▸ Stored items:
(begin)
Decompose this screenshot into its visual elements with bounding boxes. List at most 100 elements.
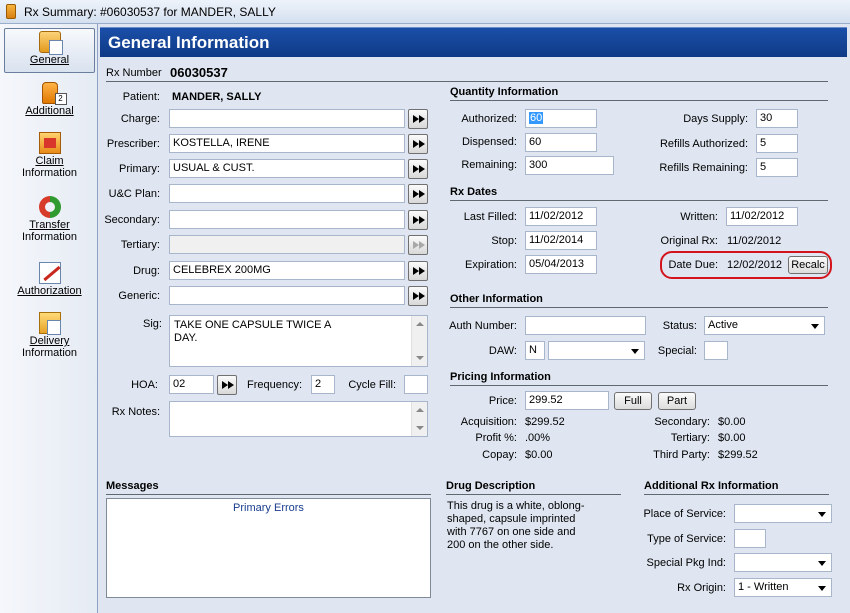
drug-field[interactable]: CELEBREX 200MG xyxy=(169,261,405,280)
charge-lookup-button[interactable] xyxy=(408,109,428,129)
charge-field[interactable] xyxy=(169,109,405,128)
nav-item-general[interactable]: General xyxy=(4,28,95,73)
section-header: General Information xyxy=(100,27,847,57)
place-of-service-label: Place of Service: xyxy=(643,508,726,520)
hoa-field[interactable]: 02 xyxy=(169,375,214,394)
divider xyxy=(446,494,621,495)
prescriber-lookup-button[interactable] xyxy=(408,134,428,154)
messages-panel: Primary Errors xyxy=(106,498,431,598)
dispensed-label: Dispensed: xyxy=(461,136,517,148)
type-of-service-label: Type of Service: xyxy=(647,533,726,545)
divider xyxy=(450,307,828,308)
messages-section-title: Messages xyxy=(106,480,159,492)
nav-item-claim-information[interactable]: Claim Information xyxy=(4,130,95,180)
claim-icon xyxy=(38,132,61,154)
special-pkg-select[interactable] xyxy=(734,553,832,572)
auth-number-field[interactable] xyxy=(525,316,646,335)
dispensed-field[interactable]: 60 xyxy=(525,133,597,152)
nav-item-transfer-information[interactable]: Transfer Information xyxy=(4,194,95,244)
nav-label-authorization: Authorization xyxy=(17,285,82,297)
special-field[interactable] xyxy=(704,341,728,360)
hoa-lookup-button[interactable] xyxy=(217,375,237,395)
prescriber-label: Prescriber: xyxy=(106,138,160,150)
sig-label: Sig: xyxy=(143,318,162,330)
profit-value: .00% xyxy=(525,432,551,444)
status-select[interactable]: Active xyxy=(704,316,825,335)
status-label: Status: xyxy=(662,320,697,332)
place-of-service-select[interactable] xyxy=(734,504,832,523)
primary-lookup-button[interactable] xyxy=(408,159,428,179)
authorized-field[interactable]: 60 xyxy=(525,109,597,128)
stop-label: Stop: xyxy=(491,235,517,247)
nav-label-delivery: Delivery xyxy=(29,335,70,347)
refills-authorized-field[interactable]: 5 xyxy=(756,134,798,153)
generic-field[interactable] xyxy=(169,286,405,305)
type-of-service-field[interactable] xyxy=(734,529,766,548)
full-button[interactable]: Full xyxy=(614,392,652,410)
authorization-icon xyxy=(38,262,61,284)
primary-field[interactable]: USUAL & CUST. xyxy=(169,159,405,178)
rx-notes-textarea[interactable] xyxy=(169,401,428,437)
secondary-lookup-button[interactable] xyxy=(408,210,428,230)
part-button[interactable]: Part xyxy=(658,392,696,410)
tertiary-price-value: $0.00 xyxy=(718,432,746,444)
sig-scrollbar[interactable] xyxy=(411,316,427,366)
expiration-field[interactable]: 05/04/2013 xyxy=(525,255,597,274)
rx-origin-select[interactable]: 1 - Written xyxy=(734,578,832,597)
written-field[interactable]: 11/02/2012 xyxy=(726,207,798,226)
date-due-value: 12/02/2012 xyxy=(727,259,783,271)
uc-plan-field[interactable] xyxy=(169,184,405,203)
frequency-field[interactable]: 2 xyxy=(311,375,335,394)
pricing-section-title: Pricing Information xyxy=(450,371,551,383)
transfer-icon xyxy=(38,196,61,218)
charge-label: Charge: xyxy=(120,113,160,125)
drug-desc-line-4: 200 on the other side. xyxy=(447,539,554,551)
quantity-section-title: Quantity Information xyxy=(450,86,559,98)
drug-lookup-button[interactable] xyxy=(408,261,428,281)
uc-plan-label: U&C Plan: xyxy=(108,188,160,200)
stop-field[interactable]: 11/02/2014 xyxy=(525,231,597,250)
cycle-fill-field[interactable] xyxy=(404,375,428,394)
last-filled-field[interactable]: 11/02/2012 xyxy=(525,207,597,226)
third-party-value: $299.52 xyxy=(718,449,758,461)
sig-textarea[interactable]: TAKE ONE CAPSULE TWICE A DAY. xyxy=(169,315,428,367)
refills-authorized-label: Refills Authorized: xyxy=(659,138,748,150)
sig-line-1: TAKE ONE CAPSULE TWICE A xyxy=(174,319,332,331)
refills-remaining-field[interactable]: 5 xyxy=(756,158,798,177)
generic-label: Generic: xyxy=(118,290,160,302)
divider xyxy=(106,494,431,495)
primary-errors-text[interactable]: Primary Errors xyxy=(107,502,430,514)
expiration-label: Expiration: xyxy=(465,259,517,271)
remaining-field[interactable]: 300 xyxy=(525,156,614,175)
(end)
▸ WHAT NEEDS TO BE DONE: Print every entry in the stored items above line for line and unchanged, leaving out the picture.

▸ RESPONSE:
Decompose this screenshot into its visual elements with bounding boxes. List at most 100 elements.
drug-field[interactable]: CELEBREX 200MG xyxy=(169,261,405,280)
charge-lookup-button[interactable] xyxy=(408,109,428,129)
charge-field[interactable] xyxy=(169,109,405,128)
nav-item-general[interactable]: General xyxy=(4,28,95,73)
section-header: General Information xyxy=(100,27,847,57)
place-of-service-label: Place of Service: xyxy=(643,508,726,520)
hoa-field[interactable]: 02 xyxy=(169,375,214,394)
divider xyxy=(446,494,621,495)
prescriber-lookup-button[interactable] xyxy=(408,134,428,154)
messages-panel: Primary Errors xyxy=(106,498,431,598)
dispensed-label: Dispensed: xyxy=(461,136,517,148)
type-of-service-label: Type of Service: xyxy=(647,533,726,545)
divider xyxy=(450,307,828,308)
messages-section-title: Messages xyxy=(106,480,159,492)
nav-item-claim-information[interactable]: Claim Information xyxy=(4,130,95,180)
claim-icon xyxy=(38,132,61,154)
special-pkg-select[interactable] xyxy=(734,553,832,572)
auth-number-field[interactable] xyxy=(525,316,646,335)
dispensed-field[interactable]: 60 xyxy=(525,133,597,152)
nav-item-transfer-information[interactable]: Transfer Information xyxy=(4,194,95,244)
nav-label-authorization: Authorization xyxy=(17,285,82,297)
special-field[interactable] xyxy=(704,341,728,360)
hoa-lookup-button[interactable] xyxy=(217,375,237,395)
prescriber-label: Prescriber: xyxy=(106,138,160,150)
sig-label: Sig: xyxy=(143,318,162,330)
profit-value: .00% xyxy=(525,432,551,444)
status-select[interactable]: Active xyxy=(704,316,825,335)
status-label: Status: xyxy=(662,320,697,332)
place-of-service-select[interactable] xyxy=(734,504,832,523)
primary-lookup-button[interactable] xyxy=(408,159,428,179)
authorized-field[interactable]: 60 xyxy=(525,109,597,128)
stop-label: Stop: xyxy=(491,235,517,247)
nav-label-delivery: Delivery xyxy=(29,335,70,347)
refills-authorized-field[interactable]: 5 xyxy=(756,134,798,153)
generic-field[interactable] xyxy=(169,286,405,305)
type-of-service-field[interactable] xyxy=(734,529,766,548)
full-button[interactable]: Full xyxy=(614,392,652,410)
authorization-icon xyxy=(38,262,61,284)
primary-field[interactable]: USUAL & CUST. xyxy=(169,159,405,178)
rx-notes-textarea[interactable] xyxy=(169,401,428,437)
secondary-lookup-button[interactable] xyxy=(408,210,428,230)
part-button[interactable]: Part xyxy=(658,392,696,410)
tertiary-price-value: $0.00 xyxy=(718,432,746,444)
sig-scrollbar[interactable] xyxy=(411,316,427,366)
expiration-field[interactable]: 05/04/2013 xyxy=(525,255,597,274)
rx-origin-select[interactable]: 1 - Written xyxy=(734,578,832,597)
written-field[interactable]: 11/02/2012 xyxy=(726,207,798,226)
date-due-value: 12/02/2012 xyxy=(727,259,783,271)
uc-plan-field[interactable] xyxy=(169,184,405,203)
frequency-field[interactable]: 2 xyxy=(311,375,335,394)
pricing-section-title: Pricing Information xyxy=(450,371,551,383)
transfer-icon xyxy=(38,196,61,218)
charge-label: Charge: xyxy=(120,113,160,125)
drug-desc-line-4: 200 on the other side. xyxy=(447,539,554,551)
quantity-section-title: Quantity Information xyxy=(450,86,559,98)
drug-lookup-button[interactable] xyxy=(408,261,428,281)
uc-plan-label: U&C Plan: xyxy=(108,188,160,200)
stop-field[interactable]: 11/02/2014 xyxy=(525,231,597,250)
cycle-fill-field[interactable] xyxy=(404,375,428,394)
last-filled-field[interactable]: 11/02/2012 xyxy=(525,207,597,226)
third-party-value: $299.52 xyxy=(718,449,758,461)
sig-textarea[interactable]: TAKE ONE CAPSULE TWICE A DAY. xyxy=(169,315,428,367)
refills-authorized-label: Refills Authorized: xyxy=(659,138,748,150)
sig-line-1: TAKE ONE CAPSULE TWICE A xyxy=(174,319,332,331)
refills-remaining-field[interactable]: 5 xyxy=(756,158,798,177)
generic-label: Generic: xyxy=(118,290,160,302)
divider xyxy=(106,494,431,495)
primary-errors-text[interactable]: Primary Errors xyxy=(107,502,430,514)
expiration-label: Expiration: xyxy=(465,259,517,271)
remaining-field[interactable]: 300 xyxy=(525,156,614,175)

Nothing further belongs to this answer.